Write out the full listing again, exactly as it stands.

↓

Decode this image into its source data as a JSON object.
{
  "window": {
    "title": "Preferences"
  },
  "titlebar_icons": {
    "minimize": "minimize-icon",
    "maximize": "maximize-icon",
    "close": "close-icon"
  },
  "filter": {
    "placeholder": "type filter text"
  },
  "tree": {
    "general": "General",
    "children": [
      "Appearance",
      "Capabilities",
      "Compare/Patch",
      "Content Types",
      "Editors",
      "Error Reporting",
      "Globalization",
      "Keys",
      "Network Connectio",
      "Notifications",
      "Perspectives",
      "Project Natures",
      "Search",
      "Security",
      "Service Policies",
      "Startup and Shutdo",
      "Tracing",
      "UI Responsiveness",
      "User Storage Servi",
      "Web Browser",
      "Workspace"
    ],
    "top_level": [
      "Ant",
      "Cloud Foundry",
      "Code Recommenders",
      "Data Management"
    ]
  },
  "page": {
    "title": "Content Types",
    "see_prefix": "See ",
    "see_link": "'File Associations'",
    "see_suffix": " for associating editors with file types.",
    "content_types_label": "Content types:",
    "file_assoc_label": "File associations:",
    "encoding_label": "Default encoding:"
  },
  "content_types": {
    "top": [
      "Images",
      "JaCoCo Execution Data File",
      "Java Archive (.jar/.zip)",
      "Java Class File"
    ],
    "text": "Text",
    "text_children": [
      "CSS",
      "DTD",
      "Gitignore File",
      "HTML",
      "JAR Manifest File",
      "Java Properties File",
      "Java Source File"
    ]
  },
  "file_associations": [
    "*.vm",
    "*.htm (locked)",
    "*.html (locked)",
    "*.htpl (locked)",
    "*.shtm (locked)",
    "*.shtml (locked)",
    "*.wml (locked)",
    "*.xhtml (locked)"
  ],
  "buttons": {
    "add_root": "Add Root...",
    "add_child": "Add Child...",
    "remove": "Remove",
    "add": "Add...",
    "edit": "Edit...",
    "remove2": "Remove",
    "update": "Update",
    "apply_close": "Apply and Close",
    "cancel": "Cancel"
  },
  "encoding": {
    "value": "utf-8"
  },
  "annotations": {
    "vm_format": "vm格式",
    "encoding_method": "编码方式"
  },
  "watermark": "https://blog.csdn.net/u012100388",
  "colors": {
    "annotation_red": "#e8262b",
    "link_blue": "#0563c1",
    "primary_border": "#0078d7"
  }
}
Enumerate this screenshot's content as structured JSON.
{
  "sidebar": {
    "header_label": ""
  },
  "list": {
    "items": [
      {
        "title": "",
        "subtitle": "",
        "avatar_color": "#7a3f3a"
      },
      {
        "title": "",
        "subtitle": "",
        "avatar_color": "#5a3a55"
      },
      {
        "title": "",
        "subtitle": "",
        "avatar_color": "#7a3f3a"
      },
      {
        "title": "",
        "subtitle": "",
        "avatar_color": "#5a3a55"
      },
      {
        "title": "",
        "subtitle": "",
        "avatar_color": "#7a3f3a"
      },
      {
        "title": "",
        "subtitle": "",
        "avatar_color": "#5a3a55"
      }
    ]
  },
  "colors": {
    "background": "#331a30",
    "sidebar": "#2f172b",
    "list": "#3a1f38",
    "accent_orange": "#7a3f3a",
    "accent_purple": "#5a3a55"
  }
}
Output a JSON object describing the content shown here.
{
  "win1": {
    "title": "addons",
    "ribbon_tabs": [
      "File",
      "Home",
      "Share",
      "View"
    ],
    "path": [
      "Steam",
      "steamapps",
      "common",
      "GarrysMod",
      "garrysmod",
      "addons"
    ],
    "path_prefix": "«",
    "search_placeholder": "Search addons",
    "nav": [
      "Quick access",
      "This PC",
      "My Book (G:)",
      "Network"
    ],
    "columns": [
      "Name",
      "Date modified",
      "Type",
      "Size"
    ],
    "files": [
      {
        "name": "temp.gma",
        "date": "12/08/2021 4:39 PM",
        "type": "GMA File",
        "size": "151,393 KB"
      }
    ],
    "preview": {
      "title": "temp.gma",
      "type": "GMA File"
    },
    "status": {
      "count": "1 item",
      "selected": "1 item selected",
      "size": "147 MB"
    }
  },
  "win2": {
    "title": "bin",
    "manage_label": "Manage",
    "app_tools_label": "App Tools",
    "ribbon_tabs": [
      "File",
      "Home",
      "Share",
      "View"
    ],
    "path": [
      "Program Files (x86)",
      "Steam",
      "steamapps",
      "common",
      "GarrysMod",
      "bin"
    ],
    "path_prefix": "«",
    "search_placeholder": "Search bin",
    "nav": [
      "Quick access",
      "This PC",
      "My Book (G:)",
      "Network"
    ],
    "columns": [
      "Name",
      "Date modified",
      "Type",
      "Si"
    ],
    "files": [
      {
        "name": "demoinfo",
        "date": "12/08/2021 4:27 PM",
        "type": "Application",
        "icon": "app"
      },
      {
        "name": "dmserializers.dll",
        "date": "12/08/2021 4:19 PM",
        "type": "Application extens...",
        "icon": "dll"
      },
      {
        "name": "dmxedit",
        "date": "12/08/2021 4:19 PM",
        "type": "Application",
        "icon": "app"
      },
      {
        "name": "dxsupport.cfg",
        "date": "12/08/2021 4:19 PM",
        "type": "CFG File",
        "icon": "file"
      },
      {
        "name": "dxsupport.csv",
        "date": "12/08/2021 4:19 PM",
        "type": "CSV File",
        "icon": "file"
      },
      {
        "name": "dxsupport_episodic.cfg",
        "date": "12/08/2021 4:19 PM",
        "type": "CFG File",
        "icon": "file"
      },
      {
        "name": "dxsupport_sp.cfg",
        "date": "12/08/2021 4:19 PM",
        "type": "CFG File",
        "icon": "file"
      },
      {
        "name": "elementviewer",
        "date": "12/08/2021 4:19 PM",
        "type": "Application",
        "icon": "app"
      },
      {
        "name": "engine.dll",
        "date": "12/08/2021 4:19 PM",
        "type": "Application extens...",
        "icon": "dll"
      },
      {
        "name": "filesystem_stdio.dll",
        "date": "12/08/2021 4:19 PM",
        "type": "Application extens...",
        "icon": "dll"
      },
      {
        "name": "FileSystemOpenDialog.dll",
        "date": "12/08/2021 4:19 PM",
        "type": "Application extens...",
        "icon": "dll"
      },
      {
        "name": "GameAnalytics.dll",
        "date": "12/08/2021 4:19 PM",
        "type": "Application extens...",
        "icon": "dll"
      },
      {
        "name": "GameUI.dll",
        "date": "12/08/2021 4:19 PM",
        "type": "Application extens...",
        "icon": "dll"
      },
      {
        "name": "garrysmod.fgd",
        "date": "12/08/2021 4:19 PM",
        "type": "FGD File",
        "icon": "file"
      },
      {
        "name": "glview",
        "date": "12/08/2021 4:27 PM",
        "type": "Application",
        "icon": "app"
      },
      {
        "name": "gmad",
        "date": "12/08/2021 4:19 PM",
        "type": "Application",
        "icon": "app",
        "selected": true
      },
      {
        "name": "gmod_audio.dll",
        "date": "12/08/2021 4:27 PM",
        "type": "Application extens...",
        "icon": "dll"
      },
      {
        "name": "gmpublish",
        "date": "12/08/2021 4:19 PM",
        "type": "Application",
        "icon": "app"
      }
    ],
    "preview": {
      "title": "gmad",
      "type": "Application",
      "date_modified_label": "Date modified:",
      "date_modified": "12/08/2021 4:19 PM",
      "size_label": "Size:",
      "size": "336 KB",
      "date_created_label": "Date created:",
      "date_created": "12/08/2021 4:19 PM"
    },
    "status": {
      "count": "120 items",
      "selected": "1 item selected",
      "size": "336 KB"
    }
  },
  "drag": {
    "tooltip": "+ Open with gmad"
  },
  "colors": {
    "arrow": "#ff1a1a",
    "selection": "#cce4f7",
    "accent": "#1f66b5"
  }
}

↑

* _COMPLETE RESPONSE_
Decode this image into its source data as a JSON object.
{
  "window": {
    "title": "Preferences"
  },
  "titlebar_icons": {
    "minimize": "minimize-icon",
    "maximize": "maximize-icon",
    "close": "close-icon"
  },
  "filter": {
    "placeholder": "type filter text"
  },
  "tree": {
    "general": "General",
    "children": [
      "Appearance",
      "Capabilities",
      "Compare/Patch",
      "Content Types",
      "Editors",
      "Error Reporting",
      "Globalization",
      "Keys",
      "Network Connectio",
      "Notifications",
      "Perspectives",
      "Project Natures",
      "Search",
      "Security",
      "Service Policies",
      "Startup and Shutdo",
      "Tracing",
      "UI Responsiveness",
      "User Storage Servi",
      "Web Browser",
      "Workspace"
    ],
    "top_level": [
      "Ant",
      "Cloud Foundry",
      "Code Recommenders",
      "Data Management"
    ]
  },
  "page": {
    "title": "Content Types",
    "see_prefix": "See ",
    "see_link": "'File Associations'",
    "see_suffix": " for associating editors with file types.",
    "content_types_label": "Content types:",
    "file_assoc_label": "File associations:",
    "encoding_label": "Default encoding:"
  },
  "content_types": {
    "top": [
      "Images",
      "JaCoCo Execution Data File",
      "Java Archive (.jar/.zip)",
      "Java Class File"
    ],
    "text": "Text",
    "text_children": [
      "CSS",
      "DTD",
      "Gitignore File",
      "HTML",
      "JAR Manifest File",
      "Java Properties File",
      "Java Source File"
    ]
  },
  "file_associations": [
    "*.vm",
    "*.htm (locked)",
    "*.html (locked)",
    "*.htpl (locked)",
    "*.shtm (locked)",
    "*.shtml (locked)",
    "*.wml (locked)",
    "*.xhtml (locked)"
  ],
  "buttons": {
    "add_root": "Add Root...",
    "add_child": "Add Child...",
    "remove": "Remove",
    "add": "Add...",
    "edit": "Edit...",
    "remove2": "Remove",
    "update": "Update",
    "apply_close": "Apply and Close",
    "cancel": "Cancel"
  },
  "encoding": {
    "value": "utf-8"
  },
  "annotations": {
    "vm_format": "vm格式",
    "encoding_method": "编码方式"
  },
  "watermark": "https://blog.csdn.net/u012100388",
  "colors": {
    "annotation_red": "#e8262b",
    "link_blue": "#0563c1",
    "primary_border": "#0078d7"
  }
}
Enumerate this screenshot's content as structured JSON.
{
  "sidebar": {
    "header_label": ""
  },
  "list": {
    "items": [
      {
        "title": "",
        "subtitle": "",
        "avatar_color": "#7a3f3a"
      },
      {
        "title": "",
        "subtitle": "",
        "avatar_color": "#5a3a55"
      },
      {
        "title": "",
        "subtitle": "",
        "avatar_color": "#7a3f3a"
      },
      {
        "title": "",
        "subtitle": "",
        "avatar_color": "#5a3a55"
      },
      {
        "title": "",
        "subtitle": "",
        "avatar_color": "#7a3f3a"
      },
      {
        "title": "",
        "subtitle": "",
        "avatar_color": "#5a3a55"
      }
    ]
  },
  "colors": {
    "background": "#331a30",
    "sidebar": "#2f172b",
    "list": "#3a1f38",
    "accent_orange": "#7a3f3a",
    "accent_purple": "#5a3a55"
  }
}
Output a JSON object describing the content shown here.
{
  "win1": {
    "title": "addons",
    "ribbon_tabs": [
      "File",
      "Home",
      "Share",
      "View"
    ],
    "path": [
      "Steam",
      "steamapps",
      "common",
      "GarrysMod",
      "garrysmod",
      "addons"
    ],
    "path_prefix": "«",
    "search_placeholder": "Search addons",
    "nav": [
      "Quick access",
      "This PC",
      "My Book (G:)",
      "Network"
    ],
    "columns": [
      "Name",
      "Date modified",
      "Type",
      "Size"
    ],
    "files": [
      {
        "name": "temp.gma",
        "date": "12/08/2021 4:39 PM",
        "type": "GMA File",
        "size": "151,393 KB"
      }
    ],
    "preview": {
      "title": "temp.gma",
      "type": "GMA File"
    },
    "status": {
      "count": "1 item",
      "selected": "1 item selected",
      "size": "147 MB"
    }
  },
  "win2": {
    "title": "bin",
    "manage_label": "Manage",
    "app_tools_label": "App Tools",
    "ribbon_tabs": [
      "File",
      "Home",
      "Share",
      "View"
    ],
    "path": [
      "Program Files (x86)",
      "Steam",
      "steamapps",
      "common",
      "GarrysMod",
      "bin"
    ],
    "path_prefix": "«",
    "search_placeholder": "Search bin",
    "nav": [
      "Quick access",
      "This PC",
      "My Book (G:)",
      "Network"
    ],
    "columns": [
      "Name",
      "Date modified",
      "Type",
      "Si"
    ],
    "files": [
      {
        "name": "demoinfo",
        "date": "12/08/2021 4:27 PM",
        "type": "Application",
        "icon": "app"
      },
      {
        "name": "dmserializers.dll",
        "date": "12/08/2021 4:19 PM",
        "type": "Application extens...",
        "icon": "dll"
      },
      {
        "name": "dmxedit",
        "date": "12/08/2021 4:19 PM",
        "type": "Application",
        "icon": "app"
      },
      {
        "name": "dxsupport.cfg",
        "date": "12/08/2021 4:19 PM",
        "type": "CFG File",
        "icon": "file"
      },
      {
        "name": "dxsupport.csv",
        "date": "12/08/2021 4:19 PM",
        "type": "CSV File",
        "icon": "file"
      },
      {
        "name": "dxsupport_episodic.cfg",
        "date": "12/08/2021 4:19 PM",
        "type": "CFG File",
        "icon": "file"
      },
      {
        "name": "dxsupport_sp.cfg",
        "date": "12/08/2021 4:19 PM",
        "type": "CFG File",
        "icon": "file"
      },
      {
        "name": "elementviewer",
        "date": "12/08/2021 4:19 PM",
        "type": "Application",
        "icon": "app"
      },
      {
        "name": "engine.dll",
        "date": "12/08/2021 4:19 PM",
        "type": "Application extens...",
        "icon": "dll"
      },
      {
        "name": "filesystem_stdio.dll",
        "date": "12/08/2021 4:19 PM",
        "type": "Application extens...",
        "icon": "dll"
      },
      {
        "name": "FileSystemOpenDialog.dll",
        "date": "12/08/2021 4:19 PM",
        "type": "Application extens...",
        "icon": "dll"
      },
      {
        "name": "GameAnalytics.dll",
        "date": "12/08/2021 4:19 PM",
        "type": "Application extens...",
        "icon": "dll"
      },
      {
        "name": "GameUI.dll",
        "date": "12/08/2021 4:19 PM",
        "type": "Application extens...",
        "icon": "dll"
      },
      {
        "name": "garrysmod.fgd",
        "date": "12/08/2021 4:19 PM",
        "type": "FGD File",
        "icon": "file"
      },
      {
        "name": "glview",
        "date": "12/08/2021 4:27 PM",
        "type": "Application",
        "icon": "app"
      },
      {
        "name": "gmad",
        "date": "12/08/2021 4:19 PM",
        "type": "Application",
        "icon": "app",
        "selected": true
      },
      {
        "name": "gmod_audio.dll",
        "date": "12/08/2021 4:27 PM",
        "type": "Application extens...",
        "icon": "dll"
      },
      {
        "name": "gmpublish",
        "date": "12/08/2021 4:19 PM",
        "type": "Application",
        "icon": "app"
      }
    ],
    "preview": {
      "title": "gmad",
      "type": "Application",
      "date_modified_label": "Date modified:",
      "date_modified": "12/08/2021 4:19 PM",
      "size_label": "Size:",
      "size": "336 KB",
      "date_created_label": "Date created:",
      "date_created": "12/08/2021 4:19 PM"
    },
    "status": {
      "count": "120 items",
      "selected": "1 item selected",
      "size": "336 KB"
    }
  },
  "drag": {
    "tooltip": "+ Open with gmad"
  },
  "colors": {
    "arrow": "#ff1a1a",
    "selection": "#cce4f7",
    "accent": "#1f66b5"
  }
}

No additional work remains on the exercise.